▶ [Data for the task]:

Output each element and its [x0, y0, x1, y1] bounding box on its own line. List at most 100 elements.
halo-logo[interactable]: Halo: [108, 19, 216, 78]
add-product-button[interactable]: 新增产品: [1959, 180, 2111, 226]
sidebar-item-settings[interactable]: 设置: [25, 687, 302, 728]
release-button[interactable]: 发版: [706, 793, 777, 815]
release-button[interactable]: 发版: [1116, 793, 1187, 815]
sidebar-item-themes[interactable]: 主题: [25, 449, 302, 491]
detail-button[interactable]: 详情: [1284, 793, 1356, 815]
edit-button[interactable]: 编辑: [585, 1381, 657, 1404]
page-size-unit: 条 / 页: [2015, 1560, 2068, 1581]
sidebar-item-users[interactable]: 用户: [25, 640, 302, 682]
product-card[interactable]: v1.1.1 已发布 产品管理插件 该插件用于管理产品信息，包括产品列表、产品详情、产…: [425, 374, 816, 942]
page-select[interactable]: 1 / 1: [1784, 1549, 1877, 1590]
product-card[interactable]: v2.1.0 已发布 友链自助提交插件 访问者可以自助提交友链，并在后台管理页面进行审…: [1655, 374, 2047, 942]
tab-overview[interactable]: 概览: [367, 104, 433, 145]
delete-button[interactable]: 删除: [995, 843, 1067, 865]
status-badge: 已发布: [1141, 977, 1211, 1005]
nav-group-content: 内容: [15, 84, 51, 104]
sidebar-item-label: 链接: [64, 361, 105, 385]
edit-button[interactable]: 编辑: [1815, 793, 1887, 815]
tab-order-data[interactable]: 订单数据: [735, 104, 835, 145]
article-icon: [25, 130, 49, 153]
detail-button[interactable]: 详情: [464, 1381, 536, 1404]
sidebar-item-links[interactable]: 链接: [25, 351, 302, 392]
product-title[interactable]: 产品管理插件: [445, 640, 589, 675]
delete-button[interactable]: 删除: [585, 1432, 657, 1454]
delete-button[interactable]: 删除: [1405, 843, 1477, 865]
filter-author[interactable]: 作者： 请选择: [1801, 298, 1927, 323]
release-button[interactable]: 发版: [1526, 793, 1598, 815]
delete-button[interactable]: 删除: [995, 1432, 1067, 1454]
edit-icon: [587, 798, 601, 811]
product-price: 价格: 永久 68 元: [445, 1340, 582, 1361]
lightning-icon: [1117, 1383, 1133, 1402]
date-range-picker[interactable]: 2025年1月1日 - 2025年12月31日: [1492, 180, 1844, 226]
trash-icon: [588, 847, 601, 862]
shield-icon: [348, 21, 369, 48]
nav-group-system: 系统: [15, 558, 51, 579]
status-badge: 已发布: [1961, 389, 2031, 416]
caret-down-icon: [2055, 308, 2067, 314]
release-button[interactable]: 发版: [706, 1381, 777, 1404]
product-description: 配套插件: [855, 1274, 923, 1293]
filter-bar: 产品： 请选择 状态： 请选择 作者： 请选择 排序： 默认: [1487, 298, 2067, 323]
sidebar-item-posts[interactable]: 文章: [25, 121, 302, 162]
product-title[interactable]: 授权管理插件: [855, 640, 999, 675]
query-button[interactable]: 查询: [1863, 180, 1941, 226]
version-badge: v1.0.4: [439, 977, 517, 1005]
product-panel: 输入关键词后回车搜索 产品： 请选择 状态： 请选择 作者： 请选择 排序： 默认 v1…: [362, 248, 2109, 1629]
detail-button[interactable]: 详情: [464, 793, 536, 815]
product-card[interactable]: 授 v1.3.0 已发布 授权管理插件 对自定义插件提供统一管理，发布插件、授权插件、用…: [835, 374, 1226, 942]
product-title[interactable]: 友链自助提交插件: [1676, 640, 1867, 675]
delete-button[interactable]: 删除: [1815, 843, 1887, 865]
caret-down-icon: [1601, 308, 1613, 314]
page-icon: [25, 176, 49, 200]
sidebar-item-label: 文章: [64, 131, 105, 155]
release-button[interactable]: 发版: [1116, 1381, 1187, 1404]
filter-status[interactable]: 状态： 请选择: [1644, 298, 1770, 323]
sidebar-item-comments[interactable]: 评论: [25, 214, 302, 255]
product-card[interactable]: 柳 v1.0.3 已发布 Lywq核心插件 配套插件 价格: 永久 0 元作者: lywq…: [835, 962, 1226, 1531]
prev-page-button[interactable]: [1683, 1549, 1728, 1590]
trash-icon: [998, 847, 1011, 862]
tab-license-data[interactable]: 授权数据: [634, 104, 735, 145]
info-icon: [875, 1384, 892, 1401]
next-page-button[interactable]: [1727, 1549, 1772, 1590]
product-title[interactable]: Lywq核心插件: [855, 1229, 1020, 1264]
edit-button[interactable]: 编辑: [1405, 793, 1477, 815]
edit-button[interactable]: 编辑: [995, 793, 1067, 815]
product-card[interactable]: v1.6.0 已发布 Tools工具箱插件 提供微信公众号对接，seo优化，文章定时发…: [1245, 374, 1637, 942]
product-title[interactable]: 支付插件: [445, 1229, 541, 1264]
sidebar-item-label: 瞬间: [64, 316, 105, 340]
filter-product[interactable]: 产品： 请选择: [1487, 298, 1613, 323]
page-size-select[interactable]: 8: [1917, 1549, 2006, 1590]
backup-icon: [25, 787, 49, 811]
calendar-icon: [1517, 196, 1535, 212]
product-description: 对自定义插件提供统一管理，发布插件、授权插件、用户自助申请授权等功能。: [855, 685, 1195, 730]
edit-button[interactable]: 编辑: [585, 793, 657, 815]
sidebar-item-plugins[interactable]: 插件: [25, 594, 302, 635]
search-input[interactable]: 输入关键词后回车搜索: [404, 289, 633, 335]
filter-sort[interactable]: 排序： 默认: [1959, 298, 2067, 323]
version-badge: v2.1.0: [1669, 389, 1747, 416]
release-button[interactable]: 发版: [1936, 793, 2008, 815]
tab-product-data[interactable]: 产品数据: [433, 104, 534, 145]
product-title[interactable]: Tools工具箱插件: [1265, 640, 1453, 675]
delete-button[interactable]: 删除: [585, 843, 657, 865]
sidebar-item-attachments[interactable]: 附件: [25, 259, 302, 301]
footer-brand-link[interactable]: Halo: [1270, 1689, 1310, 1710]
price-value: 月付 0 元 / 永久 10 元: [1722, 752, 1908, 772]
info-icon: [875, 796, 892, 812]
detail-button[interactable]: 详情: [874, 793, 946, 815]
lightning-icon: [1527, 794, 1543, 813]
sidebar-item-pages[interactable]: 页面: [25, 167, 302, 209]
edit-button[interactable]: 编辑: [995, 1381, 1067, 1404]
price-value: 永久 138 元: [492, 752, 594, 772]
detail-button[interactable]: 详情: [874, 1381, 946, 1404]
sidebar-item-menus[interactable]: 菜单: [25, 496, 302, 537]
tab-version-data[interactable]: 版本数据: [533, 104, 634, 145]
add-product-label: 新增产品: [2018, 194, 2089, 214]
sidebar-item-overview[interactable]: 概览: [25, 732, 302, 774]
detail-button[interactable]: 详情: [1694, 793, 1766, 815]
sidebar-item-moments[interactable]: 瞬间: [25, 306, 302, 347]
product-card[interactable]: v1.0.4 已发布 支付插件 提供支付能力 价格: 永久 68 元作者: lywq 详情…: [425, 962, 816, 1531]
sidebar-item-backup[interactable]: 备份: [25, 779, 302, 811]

▶ [Task directions]: Render every line of the items above as a Markdown table with the columns Row and Line, numbering rows in order and omitting blank lines.

▶ [Finished answer]:
| Row | Line |
|---|---|
| 1 | Output each element and its [x0, y0, x1, y1] bounding box on its own line. List at most 100 elements. |
| 2 | halo-logo[interactable]: Halo: [108, 19, 216, 78] |
| 3 | add-product-button[interactable]: 新增产品: [1959, 180, 2111, 226] |
| 4 | sidebar-item-settings[interactable]: 设置: [25, 687, 302, 728] |
| 5 | release-button[interactable]: 发版: [706, 793, 777, 815] |
| 6 | release-button[interactable]: 发版: [1116, 793, 1187, 815] |
| 7 | sidebar-item-themes[interactable]: 主题: [25, 449, 302, 491] |
| 8 | detail-button[interactable]: 详情: [1284, 793, 1356, 815] |
| 9 | edit-button[interactable]: 编辑: [585, 1381, 657, 1404] |
| 10 | page-size-unit: 条 / 页: [2015, 1560, 2068, 1581] |
| 11 | sidebar-item-users[interactable]: 用户: [25, 640, 302, 682] |
| 12 | product-card[interactable]: v1.1.1 已发布 产品管理插件 该插件用于管理产品信息，包括产品列表、产品详情、产…: [425, 374, 816, 942] |
| 13 | page-select[interactable]: 1 / 1: [1784, 1549, 1877, 1590] |
| 14 | product-card[interactable]: v2.1.0 已发布 友链自助提交插件 访问者可以自助提交友链，并在后台管理页面进行审…: [1655, 374, 2047, 942] |
| 15 | tab-overview[interactable]: 概览: [367, 104, 433, 145] |
| 16 | delete-button[interactable]: 删除: [995, 843, 1067, 865] |
| 17 | status-badge: 已发布: [1141, 977, 1211, 1005] |
| 18 | nav-group-content: 内容: [15, 84, 51, 104] |
| 19 | sidebar-item-label: 链接: [64, 361, 105, 385] |
| 20 | edit-button[interactable]: 编辑: [1815, 793, 1887, 815] |
| 21 | tab-order-data[interactable]: 订单数据: [735, 104, 835, 145] |
| 22 | article-icon: [25, 130, 49, 153] |
| 23 | detail-button[interactable]: 详情: [464, 1381, 536, 1404] |
| 24 | sidebar-item-links[interactable]: 链接: [25, 351, 302, 392] |
| 25 | product-title[interactable]: 产品管理插件: [445, 640, 589, 675] |
| 26 | delete-button[interactable]: 删除: [585, 1432, 657, 1454] |
| 27 | delete-button[interactable]: 删除: [1405, 843, 1477, 865] |
| 28 | filter-author[interactable]: 作者： 请选择: [1801, 298, 1927, 323] |
| 29 | release-button[interactable]: 发版: [1526, 793, 1598, 815] |
| 30 | delete-button[interactable]: 删除: [995, 1432, 1067, 1454] |
| 31 | edit-icon: [587, 798, 601, 811] |
| 32 | product-price: 价格: 永久 68 元: [445, 1340, 582, 1361] |
| 33 | lightning-icon: [1117, 1383, 1133, 1402] |
| 34 | date-range-picker[interactable]: 2025年1月1日 - 2025年12月31日: [1492, 180, 1844, 226] |
| 35 | trash-icon: [588, 847, 601, 862] |
| 36 | shield-icon: [348, 21, 369, 48] |
| 37 | nav-group-system: 系统: [15, 558, 51, 579] |
| 38 | status-badge: 已发布: [1961, 389, 2031, 416] |
| 39 | caret-down-icon: [2055, 308, 2067, 314] |
| 40 | release-button[interactable]: 发版: [706, 1381, 777, 1404] |
| 41 | product-description: 配套插件: [855, 1274, 923, 1293] |
| 42 | filter-bar: 产品： 请选择 状态： 请选择 作者： 请选择 排序： 默认: [1487, 298, 2067, 323] |
| 43 | sidebar-item-posts[interactable]: 文章: [25, 121, 302, 162] |
| 44 | product-title[interactable]: 授权管理插件: [855, 640, 999, 675] |
| 45 | query-button[interactable]: 查询: [1863, 180, 1941, 226] |
| 46 | version-badge: v1.0.4: [439, 977, 517, 1005] |
| 47 | product-panel: 输入关键词后回车搜索 产品： 请选择 状态： 请选择 作者： 请选择 排序： 默认 v1…: [362, 248, 2109, 1629] |
| 48 | detail-button[interactable]: 详情: [464, 793, 536, 815] |
| 49 | product-card[interactable]: 授 v1.3.0 已发布 授权管理插件 对自定义插件提供统一管理，发布插件、授权插件、用…: [835, 374, 1226, 942] |
| 50 | product-title[interactable]: 友链自助提交插件: [1676, 640, 1867, 675] |
| 51 | delete-button[interactable]: 删除: [1815, 843, 1887, 865] |
| 52 | caret-down-icon: [1601, 308, 1613, 314] |
| 53 | page-icon: [25, 176, 49, 200] |
| 54 | sidebar-item-label: 文章: [64, 131, 105, 155] |
| 55 | release-button[interactable]: 发版: [1116, 1381, 1187, 1404] |
| 56 | filter-status[interactable]: 状态： 请选择: [1644, 298, 1770, 323] |
| 57 | sidebar-item-comments[interactable]: 评论: [25, 214, 302, 255] |
| 58 | product-card[interactable]: 柳 v1.0.3 已发布 Lywq核心插件 配套插件 价格: 永久 0 元作者: lywq…: [835, 962, 1226, 1531] |
| 59 | prev-page-button[interactable]: [1683, 1549, 1728, 1590] |
| 60 | trash-icon: [998, 847, 1011, 862] |
| 61 | tab-license-data[interactable]: 授权数据: [634, 104, 735, 145] |
| 62 | info-icon: [875, 1384, 892, 1401] |
| 63 | next-page-button[interactable]: [1727, 1549, 1772, 1590] |
| 64 | product-title[interactable]: Lywq核心插件: [855, 1229, 1020, 1264] |
| 65 | edit-button[interactable]: 编辑: [1405, 793, 1477, 815] |
| 66 | edit-button[interactable]: 编辑: [995, 793, 1067, 815] |
| 67 | product-card[interactable]: v1.6.0 已发布 Tools工具箱插件 提供微信公众号对接，seo优化，文章定时发…: [1245, 374, 1637, 942] |
| 68 | product-title[interactable]: 支付插件: [445, 1229, 541, 1264] |
| 69 | sidebar-item-label: 瞬间: [64, 316, 105, 340] |
| 70 | filter-product[interactable]: 产品： 请选择: [1487, 298, 1613, 323] |
| 71 | page-size-select[interactable]: 8: [1917, 1549, 2006, 1590] |
| 72 | backup-icon: [25, 787, 49, 811] |
| 73 | calendar-icon: [1517, 196, 1535, 212] |
| 74 | product-description: 对自定义插件提供统一管理，发布插件、授权插件、用户自助申请授权等功能。: [855, 685, 1195, 730] |
| 75 | edit-button[interactable]: 编辑: [585, 793, 657, 815] |
| 76 | sidebar-item-plugins[interactable]: 插件: [25, 594, 302, 635] |
| 77 | search-input[interactable]: 输入关键词后回车搜索: [404, 289, 633, 335] |
| 78 | filter-sort[interactable]: 排序： 默认: [1959, 298, 2067, 323] |
| 79 | version-badge: v2.1.0: [1669, 389, 1747, 416] |
| 80 | release-button[interactable]: 发版: [1936, 793, 2008, 815] |
| 81 | tab-product-data[interactable]: 产品数据: [433, 104, 534, 145] |
| 82 | product-title[interactable]: Tools工具箱插件: [1265, 640, 1453, 675] |
| 83 | delete-button[interactable]: 删除: [585, 843, 657, 865] |
| 84 | sidebar-item-attachments[interactable]: 附件: [25, 259, 302, 301] |
| 85 | footer-brand-link[interactable]: Halo: [1270, 1689, 1310, 1710] |
| 86 | price-value: 月付 0 元 / 永久 10 元: [1722, 752, 1908, 772] |
| 87 | info-icon: [875, 796, 892, 812] |
| 88 | detail-button[interactable]: 详情: [874, 793, 946, 815] |
| 89 | lightning-icon: [1527, 794, 1543, 813] |
| 90 | sidebar-item-pages[interactable]: 页面: [25, 167, 302, 209] |
| 91 | edit-button[interactable]: 编辑: [995, 1381, 1067, 1404] |
| 92 | price-value: 永久 138 元: [492, 752, 594, 772] |
| 93 | detail-button[interactable]: 详情: [874, 1381, 946, 1404] |
| 94 | sidebar-item-menus[interactable]: 菜单: [25, 496, 302, 537] |
| 95 | tab-version-data[interactable]: 版本数据: [533, 104, 634, 145] |
| 96 | add-product-label: 新增产品: [2018, 194, 2089, 214] |
| 97 | sidebar-item-overview[interactable]: 概览: [25, 732, 302, 774] |
| 98 | detail-button[interactable]: 详情: [1694, 793, 1766, 815] |
| 99 | sidebar-item-moments[interactable]: 瞬间: [25, 306, 302, 347] |
| 100 | product-card[interactable]: v1.0.4 已发布 支付插件 提供支付能力 价格: 永久 68 元作者: lywq 详情…: [425, 962, 816, 1531] |
| 101 | sidebar-item-backup[interactable]: 备份: [25, 779, 302, 811] |